((

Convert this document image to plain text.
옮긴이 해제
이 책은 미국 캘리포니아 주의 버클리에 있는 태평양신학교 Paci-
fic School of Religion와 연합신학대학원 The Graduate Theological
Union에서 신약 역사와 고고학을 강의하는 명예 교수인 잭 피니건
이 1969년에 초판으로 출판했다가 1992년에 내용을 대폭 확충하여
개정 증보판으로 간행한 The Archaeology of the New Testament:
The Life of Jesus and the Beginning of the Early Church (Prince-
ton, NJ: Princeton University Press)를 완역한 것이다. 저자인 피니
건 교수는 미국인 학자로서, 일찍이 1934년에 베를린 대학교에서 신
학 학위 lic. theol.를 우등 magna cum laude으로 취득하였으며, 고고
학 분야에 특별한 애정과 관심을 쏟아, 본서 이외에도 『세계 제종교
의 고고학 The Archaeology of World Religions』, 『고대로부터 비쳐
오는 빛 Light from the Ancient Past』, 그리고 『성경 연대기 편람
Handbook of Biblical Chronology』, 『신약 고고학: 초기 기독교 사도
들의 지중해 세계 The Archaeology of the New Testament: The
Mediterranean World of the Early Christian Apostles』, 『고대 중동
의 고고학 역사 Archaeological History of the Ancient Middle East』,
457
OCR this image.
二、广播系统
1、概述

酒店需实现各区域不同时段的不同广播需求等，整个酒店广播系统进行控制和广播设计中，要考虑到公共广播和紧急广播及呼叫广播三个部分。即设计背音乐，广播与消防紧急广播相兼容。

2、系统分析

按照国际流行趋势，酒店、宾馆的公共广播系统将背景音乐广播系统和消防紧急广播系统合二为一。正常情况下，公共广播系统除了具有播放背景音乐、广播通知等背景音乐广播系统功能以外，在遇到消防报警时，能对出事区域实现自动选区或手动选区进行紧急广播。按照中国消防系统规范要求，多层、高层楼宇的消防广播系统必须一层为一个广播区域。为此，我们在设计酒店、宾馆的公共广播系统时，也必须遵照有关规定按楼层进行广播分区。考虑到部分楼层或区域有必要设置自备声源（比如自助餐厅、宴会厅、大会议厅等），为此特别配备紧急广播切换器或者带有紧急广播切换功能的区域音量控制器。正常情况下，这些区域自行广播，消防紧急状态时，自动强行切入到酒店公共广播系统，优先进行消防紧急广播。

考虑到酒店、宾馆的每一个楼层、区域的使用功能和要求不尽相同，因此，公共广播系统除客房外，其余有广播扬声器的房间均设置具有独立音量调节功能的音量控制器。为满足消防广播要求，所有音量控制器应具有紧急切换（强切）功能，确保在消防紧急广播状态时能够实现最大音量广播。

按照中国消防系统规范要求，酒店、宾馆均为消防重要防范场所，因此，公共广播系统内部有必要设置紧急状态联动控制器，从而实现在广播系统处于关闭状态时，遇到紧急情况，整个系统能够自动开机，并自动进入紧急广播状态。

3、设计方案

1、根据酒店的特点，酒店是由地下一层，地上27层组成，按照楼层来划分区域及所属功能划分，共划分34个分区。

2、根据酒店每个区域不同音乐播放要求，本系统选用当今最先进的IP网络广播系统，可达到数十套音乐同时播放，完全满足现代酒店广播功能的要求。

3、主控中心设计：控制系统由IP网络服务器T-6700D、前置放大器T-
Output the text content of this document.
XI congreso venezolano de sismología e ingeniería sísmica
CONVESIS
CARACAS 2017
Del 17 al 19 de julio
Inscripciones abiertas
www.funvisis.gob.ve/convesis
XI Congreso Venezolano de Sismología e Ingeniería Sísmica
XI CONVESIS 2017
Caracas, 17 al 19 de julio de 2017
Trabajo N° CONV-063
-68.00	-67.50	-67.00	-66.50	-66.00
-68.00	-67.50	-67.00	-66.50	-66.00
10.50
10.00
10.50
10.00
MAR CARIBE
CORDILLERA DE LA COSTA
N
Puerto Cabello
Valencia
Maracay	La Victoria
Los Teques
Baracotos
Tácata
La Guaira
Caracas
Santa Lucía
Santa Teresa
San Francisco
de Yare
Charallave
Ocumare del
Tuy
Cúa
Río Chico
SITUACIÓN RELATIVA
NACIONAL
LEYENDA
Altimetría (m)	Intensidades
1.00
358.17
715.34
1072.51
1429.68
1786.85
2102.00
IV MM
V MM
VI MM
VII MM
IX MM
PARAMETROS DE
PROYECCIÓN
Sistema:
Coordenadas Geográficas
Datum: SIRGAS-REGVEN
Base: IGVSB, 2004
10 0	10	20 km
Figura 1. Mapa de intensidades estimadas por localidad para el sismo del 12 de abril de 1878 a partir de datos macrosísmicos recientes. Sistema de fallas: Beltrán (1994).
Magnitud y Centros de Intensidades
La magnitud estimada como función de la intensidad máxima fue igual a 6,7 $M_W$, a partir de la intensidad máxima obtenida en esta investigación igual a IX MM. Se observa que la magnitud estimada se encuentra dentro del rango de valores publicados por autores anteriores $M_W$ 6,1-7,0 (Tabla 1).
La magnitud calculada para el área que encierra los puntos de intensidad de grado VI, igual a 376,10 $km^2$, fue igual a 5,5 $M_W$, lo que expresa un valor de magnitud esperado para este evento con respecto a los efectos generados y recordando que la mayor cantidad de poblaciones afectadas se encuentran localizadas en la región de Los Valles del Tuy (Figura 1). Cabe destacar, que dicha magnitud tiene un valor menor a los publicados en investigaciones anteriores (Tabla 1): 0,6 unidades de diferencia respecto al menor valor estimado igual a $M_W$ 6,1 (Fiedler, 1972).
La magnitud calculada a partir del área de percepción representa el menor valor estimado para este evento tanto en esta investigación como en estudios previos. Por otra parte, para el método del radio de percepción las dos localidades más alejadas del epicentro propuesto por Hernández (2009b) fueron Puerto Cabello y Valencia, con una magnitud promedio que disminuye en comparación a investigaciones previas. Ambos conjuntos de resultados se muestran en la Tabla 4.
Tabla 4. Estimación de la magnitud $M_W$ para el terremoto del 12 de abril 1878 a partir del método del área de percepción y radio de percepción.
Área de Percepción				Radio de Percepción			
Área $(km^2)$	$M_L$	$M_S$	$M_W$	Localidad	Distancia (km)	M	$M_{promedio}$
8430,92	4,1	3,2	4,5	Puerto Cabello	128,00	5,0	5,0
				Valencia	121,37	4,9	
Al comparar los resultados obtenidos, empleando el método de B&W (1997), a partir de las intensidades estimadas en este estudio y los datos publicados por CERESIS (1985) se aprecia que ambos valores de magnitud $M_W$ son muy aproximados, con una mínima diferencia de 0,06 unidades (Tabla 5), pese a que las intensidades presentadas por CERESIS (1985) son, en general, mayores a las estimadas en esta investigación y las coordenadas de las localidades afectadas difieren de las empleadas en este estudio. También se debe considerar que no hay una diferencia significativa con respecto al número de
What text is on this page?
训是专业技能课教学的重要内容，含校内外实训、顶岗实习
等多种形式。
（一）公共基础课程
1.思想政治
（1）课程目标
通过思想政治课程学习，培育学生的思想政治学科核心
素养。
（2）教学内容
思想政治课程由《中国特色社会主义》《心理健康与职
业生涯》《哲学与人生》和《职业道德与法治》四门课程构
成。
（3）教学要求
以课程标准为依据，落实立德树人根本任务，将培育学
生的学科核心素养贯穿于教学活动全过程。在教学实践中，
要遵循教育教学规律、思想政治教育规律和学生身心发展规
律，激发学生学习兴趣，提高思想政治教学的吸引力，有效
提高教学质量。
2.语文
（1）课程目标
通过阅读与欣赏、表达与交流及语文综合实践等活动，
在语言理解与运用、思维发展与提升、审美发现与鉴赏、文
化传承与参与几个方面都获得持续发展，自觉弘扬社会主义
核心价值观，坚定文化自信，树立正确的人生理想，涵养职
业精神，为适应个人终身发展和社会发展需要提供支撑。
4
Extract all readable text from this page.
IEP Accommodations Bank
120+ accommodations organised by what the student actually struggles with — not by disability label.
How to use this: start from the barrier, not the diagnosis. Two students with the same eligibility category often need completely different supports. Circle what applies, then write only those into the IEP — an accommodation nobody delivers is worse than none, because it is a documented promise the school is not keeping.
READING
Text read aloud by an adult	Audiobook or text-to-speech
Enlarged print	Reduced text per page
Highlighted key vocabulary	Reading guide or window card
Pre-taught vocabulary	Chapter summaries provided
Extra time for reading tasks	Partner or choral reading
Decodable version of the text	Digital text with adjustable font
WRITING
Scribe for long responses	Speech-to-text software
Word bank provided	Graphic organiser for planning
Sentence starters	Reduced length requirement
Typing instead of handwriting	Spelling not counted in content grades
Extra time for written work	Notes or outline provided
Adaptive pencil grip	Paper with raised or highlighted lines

))

Locate all lines in the listing above with the word "estimado" and copy them.

La magnitud calculada para el área que encierra los puntos de intensidad de grado VI, igual a 376,10 $km^2$, fue igual a 5,5 $M_W$, lo que expresa un valor de magnitud esperado para este evento con respecto a los efectos generados y recordando que la mayor cantidad de poblaciones afectadas se encuentran localizadas en la región de Los Valles del Tuy (Figura 1). Cabe destacar, que dicha magnitud tiene un valor menor a los publicados en investigaciones anteriores (Tabla 1): 0,6 unidades de diferencia respecto al menor valor estimado igual a $M_W$ 6,1 (Fiedler, 1972).
La magnitud calculada a partir del área de percepción representa el menor valor estimado para este evento tanto en esta investigación como en estudios previos. Por otra parte, para el método del radio de percepción las dos localidades más alejadas del epicentro propuesto por Hernández (2009b) fueron Puerto Cabello y Valencia, con una magnitud promedio que disminuye en comparación a investigaciones previas. Ambos conjuntos de resultados se muestran en la Tabla 4.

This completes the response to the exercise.